§ What the task asks:
Word for word, transcribe the lines below and drop the pictures.

====

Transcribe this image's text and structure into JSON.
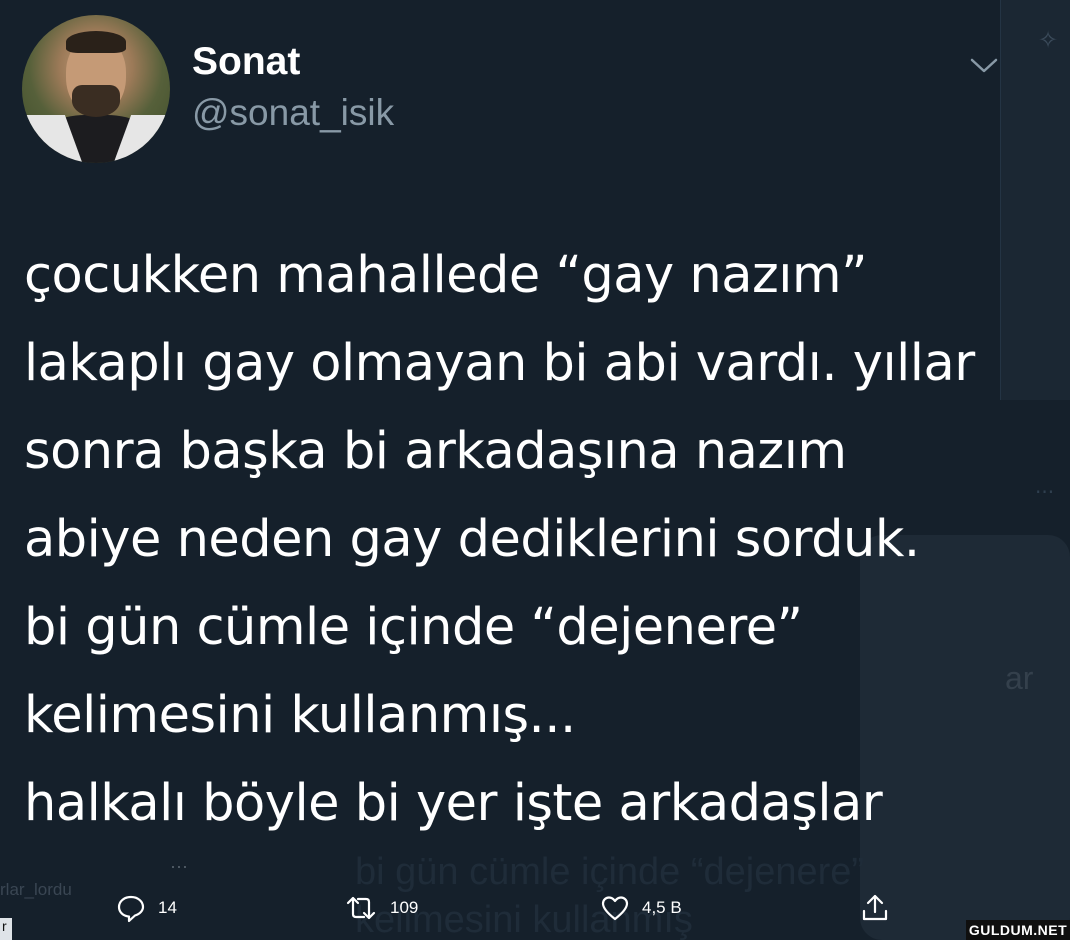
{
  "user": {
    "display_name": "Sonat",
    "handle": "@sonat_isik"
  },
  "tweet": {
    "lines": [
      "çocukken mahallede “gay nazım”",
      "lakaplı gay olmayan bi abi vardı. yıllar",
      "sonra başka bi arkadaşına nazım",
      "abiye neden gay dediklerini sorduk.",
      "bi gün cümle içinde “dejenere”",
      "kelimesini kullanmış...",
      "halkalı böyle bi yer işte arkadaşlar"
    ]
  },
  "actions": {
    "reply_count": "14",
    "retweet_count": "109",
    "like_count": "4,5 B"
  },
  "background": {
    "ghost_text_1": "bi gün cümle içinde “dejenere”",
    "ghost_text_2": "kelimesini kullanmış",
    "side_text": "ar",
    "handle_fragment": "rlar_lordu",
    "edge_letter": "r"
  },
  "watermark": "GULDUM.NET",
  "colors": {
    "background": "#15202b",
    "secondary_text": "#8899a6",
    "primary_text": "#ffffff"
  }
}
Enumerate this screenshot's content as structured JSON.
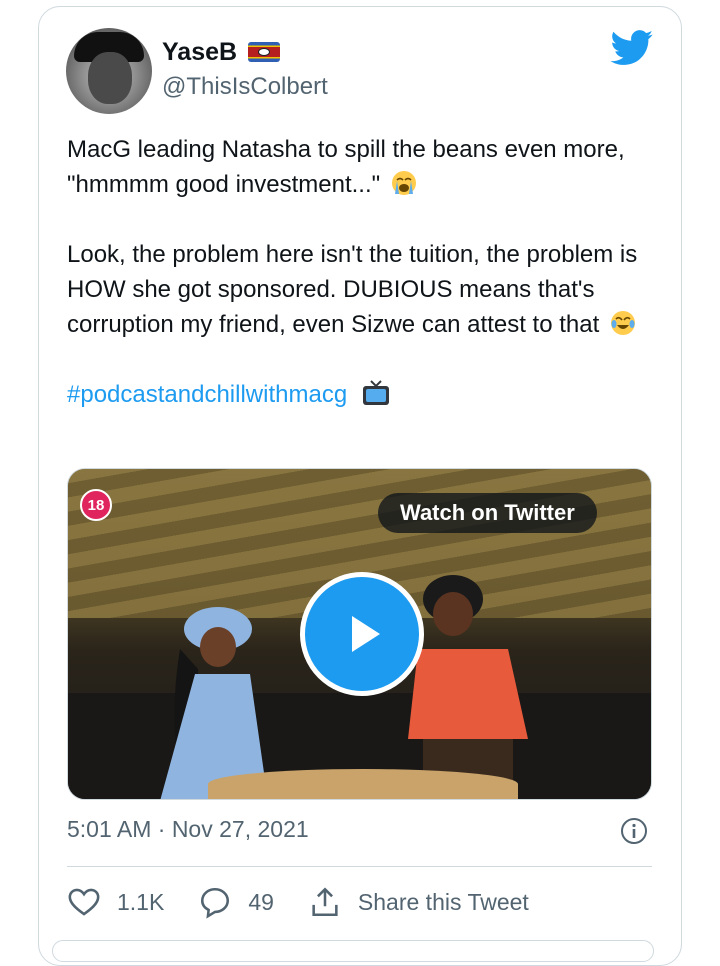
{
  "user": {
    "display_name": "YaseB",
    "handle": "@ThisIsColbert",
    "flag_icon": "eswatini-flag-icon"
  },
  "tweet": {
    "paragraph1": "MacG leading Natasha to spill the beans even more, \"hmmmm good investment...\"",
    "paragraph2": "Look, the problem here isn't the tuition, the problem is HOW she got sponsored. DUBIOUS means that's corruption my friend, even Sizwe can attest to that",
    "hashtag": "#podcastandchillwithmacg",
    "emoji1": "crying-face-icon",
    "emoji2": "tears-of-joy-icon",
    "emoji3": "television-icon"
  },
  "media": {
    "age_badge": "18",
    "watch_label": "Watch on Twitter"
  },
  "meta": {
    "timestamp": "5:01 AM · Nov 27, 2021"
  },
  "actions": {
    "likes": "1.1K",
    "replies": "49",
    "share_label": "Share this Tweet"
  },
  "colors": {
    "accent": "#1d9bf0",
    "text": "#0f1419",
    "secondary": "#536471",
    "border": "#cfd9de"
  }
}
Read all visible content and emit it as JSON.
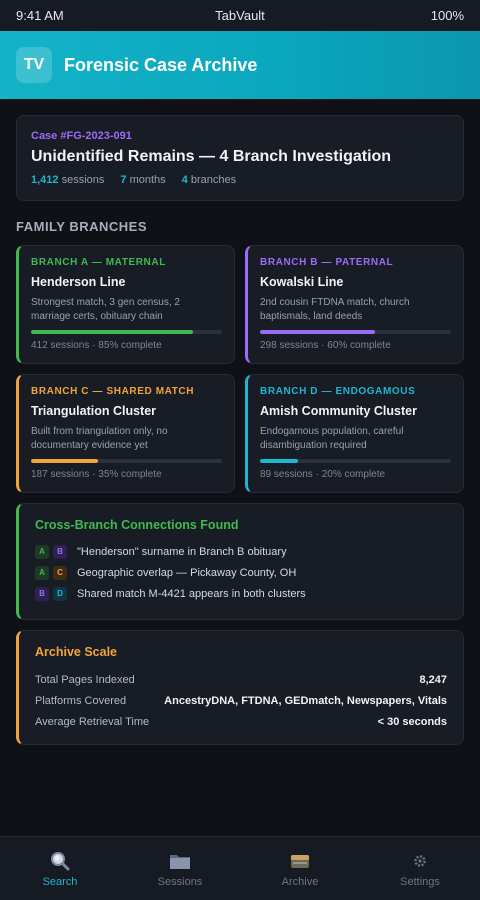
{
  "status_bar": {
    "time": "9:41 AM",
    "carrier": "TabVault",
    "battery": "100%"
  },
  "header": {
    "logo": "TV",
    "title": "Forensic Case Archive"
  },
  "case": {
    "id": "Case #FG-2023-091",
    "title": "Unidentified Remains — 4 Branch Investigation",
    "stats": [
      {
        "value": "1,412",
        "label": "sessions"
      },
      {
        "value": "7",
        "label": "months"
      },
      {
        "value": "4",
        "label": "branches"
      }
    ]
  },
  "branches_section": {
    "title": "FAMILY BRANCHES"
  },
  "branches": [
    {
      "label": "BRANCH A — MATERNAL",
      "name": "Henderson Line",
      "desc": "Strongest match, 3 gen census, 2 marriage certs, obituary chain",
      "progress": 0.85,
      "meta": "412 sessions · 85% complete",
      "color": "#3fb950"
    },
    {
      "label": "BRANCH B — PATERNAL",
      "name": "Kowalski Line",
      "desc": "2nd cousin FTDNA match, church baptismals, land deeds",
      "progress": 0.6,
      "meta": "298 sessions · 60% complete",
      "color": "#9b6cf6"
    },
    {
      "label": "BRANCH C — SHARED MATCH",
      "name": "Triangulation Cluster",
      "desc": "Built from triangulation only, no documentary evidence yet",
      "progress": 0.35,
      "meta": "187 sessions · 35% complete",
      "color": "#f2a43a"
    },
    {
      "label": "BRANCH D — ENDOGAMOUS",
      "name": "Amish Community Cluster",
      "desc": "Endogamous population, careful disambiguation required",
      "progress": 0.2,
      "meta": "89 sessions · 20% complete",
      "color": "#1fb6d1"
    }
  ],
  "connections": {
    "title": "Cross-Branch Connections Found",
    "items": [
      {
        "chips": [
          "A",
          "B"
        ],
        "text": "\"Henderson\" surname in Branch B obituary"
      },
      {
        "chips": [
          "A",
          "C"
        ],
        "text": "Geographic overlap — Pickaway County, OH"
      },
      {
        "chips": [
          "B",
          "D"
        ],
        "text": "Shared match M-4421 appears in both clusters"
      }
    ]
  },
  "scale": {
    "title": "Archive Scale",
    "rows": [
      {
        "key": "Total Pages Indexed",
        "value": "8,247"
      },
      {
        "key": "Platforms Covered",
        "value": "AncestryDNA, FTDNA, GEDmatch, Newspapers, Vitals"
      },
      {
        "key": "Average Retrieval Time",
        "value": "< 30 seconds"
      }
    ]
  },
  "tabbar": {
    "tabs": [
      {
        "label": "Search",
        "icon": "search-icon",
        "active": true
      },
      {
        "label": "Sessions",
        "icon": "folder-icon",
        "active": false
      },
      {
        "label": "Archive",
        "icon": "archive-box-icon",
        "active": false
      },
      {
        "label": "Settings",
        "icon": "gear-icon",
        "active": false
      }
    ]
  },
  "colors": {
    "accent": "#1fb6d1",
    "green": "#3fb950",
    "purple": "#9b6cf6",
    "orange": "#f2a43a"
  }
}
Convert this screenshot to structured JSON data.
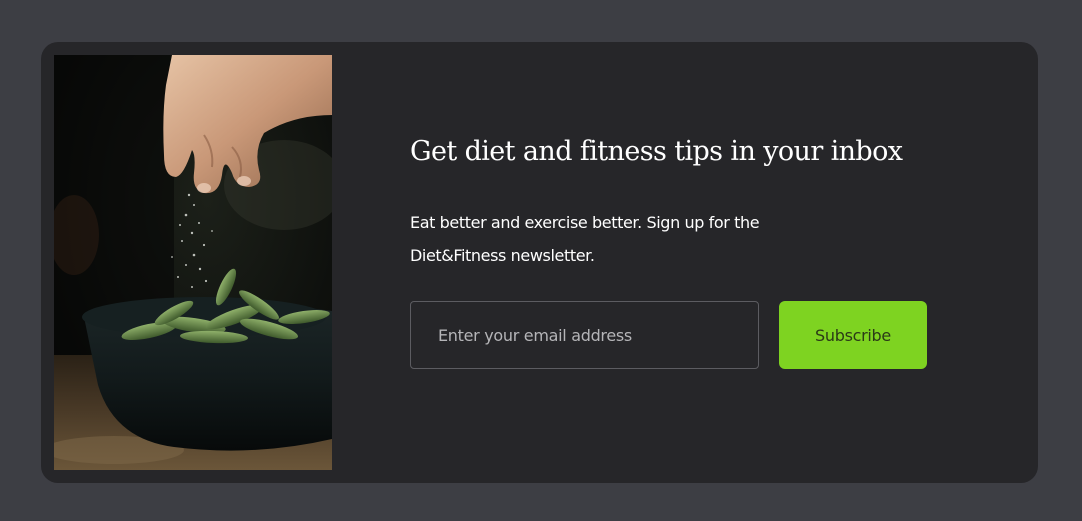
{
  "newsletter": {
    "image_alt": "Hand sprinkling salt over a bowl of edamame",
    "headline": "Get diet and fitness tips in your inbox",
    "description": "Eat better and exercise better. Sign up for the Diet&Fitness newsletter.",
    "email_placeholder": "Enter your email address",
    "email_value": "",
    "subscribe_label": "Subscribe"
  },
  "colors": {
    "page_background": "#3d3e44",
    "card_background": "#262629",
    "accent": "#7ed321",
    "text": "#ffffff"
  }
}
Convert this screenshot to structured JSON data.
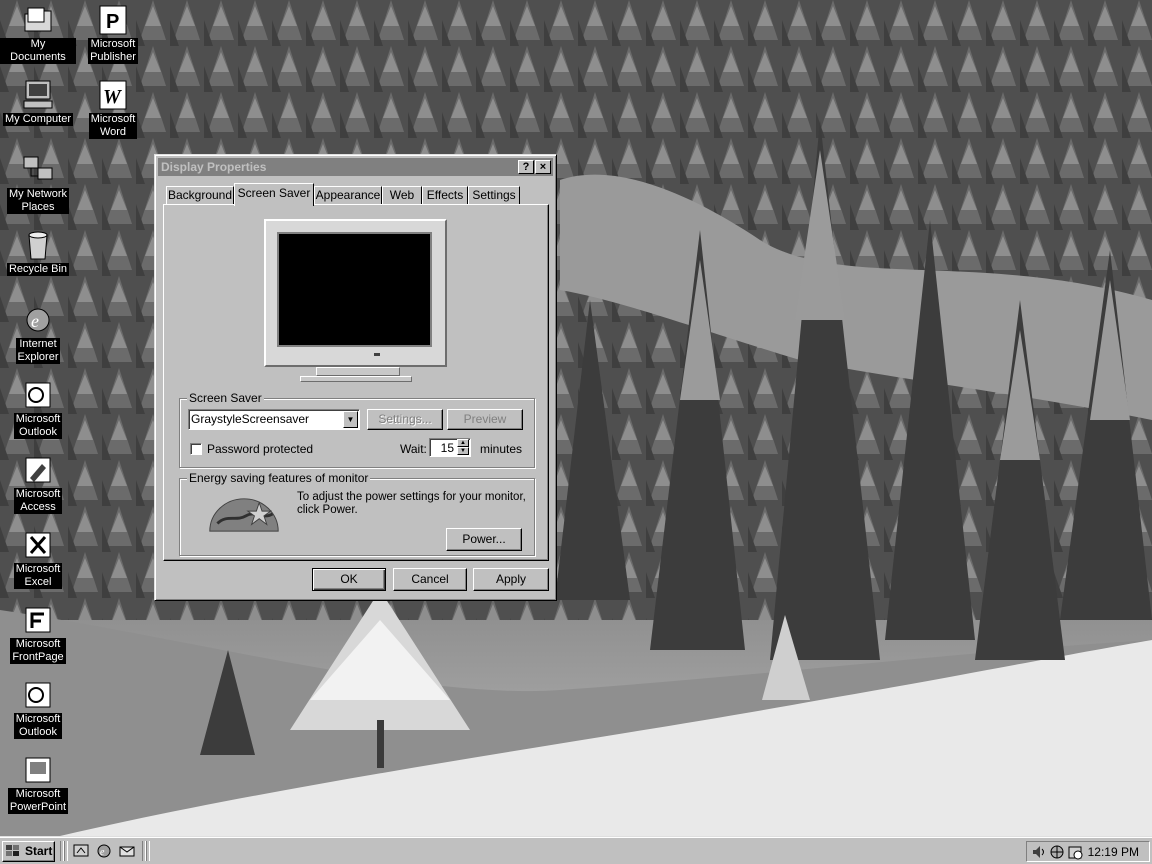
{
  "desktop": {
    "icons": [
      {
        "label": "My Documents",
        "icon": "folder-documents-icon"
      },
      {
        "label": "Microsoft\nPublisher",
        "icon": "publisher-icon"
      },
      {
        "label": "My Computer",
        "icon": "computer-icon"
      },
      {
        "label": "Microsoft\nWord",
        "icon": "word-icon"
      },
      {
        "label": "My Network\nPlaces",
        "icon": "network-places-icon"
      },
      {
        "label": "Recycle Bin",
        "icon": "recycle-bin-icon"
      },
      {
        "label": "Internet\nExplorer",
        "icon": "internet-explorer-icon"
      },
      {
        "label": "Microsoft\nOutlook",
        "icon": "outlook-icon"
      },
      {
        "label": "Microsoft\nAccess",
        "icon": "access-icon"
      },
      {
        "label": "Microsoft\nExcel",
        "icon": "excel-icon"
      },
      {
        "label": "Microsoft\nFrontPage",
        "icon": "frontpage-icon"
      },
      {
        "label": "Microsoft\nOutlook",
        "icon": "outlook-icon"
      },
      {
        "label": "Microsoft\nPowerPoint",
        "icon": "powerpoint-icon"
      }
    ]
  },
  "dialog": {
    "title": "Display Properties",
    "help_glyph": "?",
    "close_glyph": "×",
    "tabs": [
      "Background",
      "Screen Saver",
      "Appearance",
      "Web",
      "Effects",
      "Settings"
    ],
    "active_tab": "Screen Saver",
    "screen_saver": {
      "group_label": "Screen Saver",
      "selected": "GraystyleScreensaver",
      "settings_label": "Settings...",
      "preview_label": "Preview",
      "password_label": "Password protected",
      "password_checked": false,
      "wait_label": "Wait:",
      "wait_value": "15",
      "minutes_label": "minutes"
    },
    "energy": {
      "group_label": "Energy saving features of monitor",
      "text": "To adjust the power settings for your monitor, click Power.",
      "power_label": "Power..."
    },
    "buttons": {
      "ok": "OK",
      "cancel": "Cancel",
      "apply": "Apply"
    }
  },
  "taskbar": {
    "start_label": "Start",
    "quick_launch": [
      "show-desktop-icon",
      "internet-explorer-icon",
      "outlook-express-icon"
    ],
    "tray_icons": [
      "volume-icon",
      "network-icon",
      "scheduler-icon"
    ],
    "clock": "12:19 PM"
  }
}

====

§ Correct response:
Transcribe this image's text and structure into JSON.
{
  "user": {
    "display_name": "Sonat",
    "handle": "@sonat_isik"
  },
  "tweet": {
    "lines": [
      "çocukken mahallede “gay nazım”",
      "lakaplı gay olmayan bi abi vardı. yıllar",
      "sonra başka bi arkadaşına nazım",
      "abiye neden gay dediklerini sorduk.",
      "bi gün cümle içinde “dejenere”",
      "kelimesini kullanmış...",
      "halkalı böyle bi yer işte arkadaşlar"
    ]
  },
  "actions": {
    "reply_count": "14",
    "retweet_count": "109",
    "like_count": "4,5 B"
  },
  "background": {
    "ghost_text_1": "bi gün cümle içinde “dejenere”",
    "ghost_text_2": "kelimesini kullanmış",
    "side_text": "ar",
    "handle_fragment": "rlar_lordu",
    "edge_letter": "r"
  },
  "watermark": "GULDUM.NET",
  "colors": {
    "background": "#15202b",
    "secondary_text": "#8899a6",
    "primary_text": "#ffffff"
  }
}
Enumerate this screenshot's content as structured JSON.
{
  "user": {
    "display_name": "YaseB",
    "handle": "@ThisIsColbert",
    "flag_icon": "eswatini-flag-icon"
  },
  "tweet": {
    "paragraph1": "MacG leading Natasha to spill the beans even more, \"hmmmm good investment...\"",
    "paragraph2": "Look, the problem here isn't the tuition, the problem is HOW she got sponsored. DUBIOUS means that's corruption my friend, even Sizwe can attest to that",
    "hashtag": "#podcastandchillwithmacg",
    "emoji1": "crying-face-icon",
    "emoji2": "tears-of-joy-icon",
    "emoji3": "television-icon"
  },
  "media": {
    "age_badge": "18",
    "watch_label": "Watch on Twitter"
  },
  "meta": {
    "timestamp": "5:01 AM · Nov 27, 2021"
  },
  "actions": {
    "likes": "1.1K",
    "replies": "49",
    "share_label": "Share this Tweet"
  },
  "colors": {
    "accent": "#1d9bf0",
    "text": "#0f1419",
    "secondary": "#536471",
    "border": "#cfd9de"
  }
}
Read all visible content and emit it as JSON.
{
  "status_bar": {
    "time": "9:41 AM",
    "carrier": "TabVault",
    "battery": "100%"
  },
  "header": {
    "logo": "TV",
    "title": "Forensic Case Archive"
  },
  "case": {
    "id": "Case #FG-2023-091",
    "title": "Unidentified Remains — 4 Branch Investigation",
    "stats": [
      {
        "value": "1,412",
        "label": "sessions"
      },
      {
        "value": "7",
        "label": "months"
      },
      {
        "value": "4",
        "label": "branches"
      }
    ]
  },
  "branches_section": {
    "title": "FAMILY BRANCHES"
  },
  "branches": [
    {
      "label": "BRANCH A — MATERNAL",
      "name": "Henderson Line",
      "desc": "Strongest match, 3 gen census, 2 marriage certs, obituary chain",
      "progress": 0.85,
      "meta": "412 sessions · 85% complete",
      "color": "#3fb950"
    },
    {
      "label": "BRANCH B — PATERNAL",
      "name": "Kowalski Line",
      "desc": "2nd cousin FTDNA match, church baptismals, land deeds",
      "progress": 0.6,
      "meta": "298 sessions · 60% complete",
      "color": "#9b6cf6"
    },
    {
      "label": "BRANCH C — SHARED MATCH",
      "name": "Triangulation Cluster",
      "desc": "Built from triangulation only, no documentary evidence yet",
      "progress": 0.35,
      "meta": "187 sessions · 35% complete",
      "color": "#f2a43a"
    },
    {
      "label": "BRANCH D — ENDOGAMOUS",
      "name": "Amish Community Cluster",
      "desc": "Endogamous population, careful disambiguation required",
      "progress": 0.2,
      "meta": "89 sessions · 20% complete",
      "color": "#1fb6d1"
    }
  ],
  "connections": {
    "title": "Cross-Branch Connections Found",
    "items": [
      {
        "chips": [
          "A",
          "B"
        ],
        "text": "\"Henderson\" surname in Branch B obituary"
      },
      {
        "chips": [
          "A",
          "C"
        ],
        "text": "Geographic overlap — Pickaway County, OH"
      },
      {
        "chips": [
          "B",
          "D"
        ],
        "text": "Shared match M-4421 appears in both clusters"
      }
    ]
  },
  "scale": {
    "title": "Archive Scale",
    "rows": [
      {
        "key": "Total Pages Indexed",
        "value": "8,247"
      },
      {
        "key": "Platforms Covered",
        "value": "AncestryDNA, FTDNA, GEDmatch, Newspapers, Vitals"
      },
      {
        "key": "Average Retrieval Time",
        "value": "< 30 seconds"
      }
    ]
  },
  "tabbar": {
    "tabs": [
      {
        "label": "Search",
        "icon": "search-icon",
        "active": true
      },
      {
        "label": "Sessions",
        "icon": "folder-icon",
        "active": false
      },
      {
        "label": "Archive",
        "icon": "archive-box-icon",
        "active": false
      },
      {
        "label": "Settings",
        "icon": "gear-icon",
        "active": false
      }
    ]
  },
  "colors": {
    "accent": "#1fb6d1",
    "green": "#3fb950",
    "purple": "#9b6cf6",
    "orange": "#f2a43a"
  }
}
Convert this screenshot to structured JSON data.
{
  "newsletter": {
    "image_alt": "Hand sprinkling salt over a bowl of edamame",
    "headline": "Get diet and fitness tips in your inbox",
    "description": "Eat better and exercise better. Sign up for the Diet&Fitness newsletter.",
    "email_placeholder": "Enter your email address",
    "email_value": "",
    "subscribe_label": "Subscribe"
  },
  "colors": {
    "page_background": "#3d3e44",
    "card_background": "#262629",
    "accent": "#7ed321",
    "text": "#ffffff"
  }
}
Convert this screenshot to structured JSON data.
{
  "desktop": {
    "icons": [
      {
        "label": "My Documents",
        "icon": "folder-documents-icon"
      },
      {
        "label": "Microsoft\nPublisher",
        "icon": "publisher-icon"
      },
      {
        "label": "My Computer",
        "icon": "computer-icon"
      },
      {
        "label": "Microsoft\nWord",
        "icon": "word-icon"
      },
      {
        "label": "My Network\nPlaces",
        "icon": "network-places-icon"
      },
      {
        "label": "Recycle Bin",
        "icon": "recycle-bin-icon"
      },
      {
        "label": "Internet\nExplorer",
        "icon": "internet-explorer-icon"
      },
      {
        "label": "Microsoft\nOutlook",
        "icon": "outlook-icon"
      },
      {
        "label": "Microsoft\nAccess",
        "icon": "access-icon"
      },
      {
        "label": "Microsoft\nExcel",
        "icon": "excel-icon"
      },
      {
        "label": "Microsoft\nFrontPage",
        "icon": "frontpage-icon"
      },
      {
        "label": "Microsoft\nOutlook",
        "icon": "outlook-icon"
      },
      {
        "label": "Microsoft\nPowerPoint",
        "icon": "powerpoint-icon"
      }
    ]
  },
  "dialog": {
    "title": "Display Properties",
    "help_glyph": "?",
    "close_glyph": "×",
    "tabs": [
      "Background",
      "Screen Saver",
      "Appearance",
      "Web",
      "Effects",
      "Settings"
    ],
    "active_tab": "Screen Saver",
    "screen_saver": {
      "group_label": "Screen Saver",
      "selected": "GraystyleScreensaver",
      "settings_label": "Settings...",
      "preview_label": "Preview",
      "password_label": "Password protected",
      "password_checked": false,
      "wait_label": "Wait:",
      "wait_value": "15",
      "minutes_label": "minutes"
    },
    "energy": {
      "group_label": "Energy saving features of monitor",
      "text": "To adjust the power settings for your monitor, click Power.",
      "power_label": "Power..."
    },
    "buttons": {
      "ok": "OK",
      "cancel": "Cancel",
      "apply": "Apply"
    }
  },
  "taskbar": {
    "start_label": "Start",
    "quick_launch": [
      "show-desktop-icon",
      "internet-explorer-icon",
      "outlook-express-icon"
    ],
    "tray_icons": [
      "volume-icon",
      "network-icon",
      "scheduler-icon"
    ],
    "clock": "12:19 PM"
  }
}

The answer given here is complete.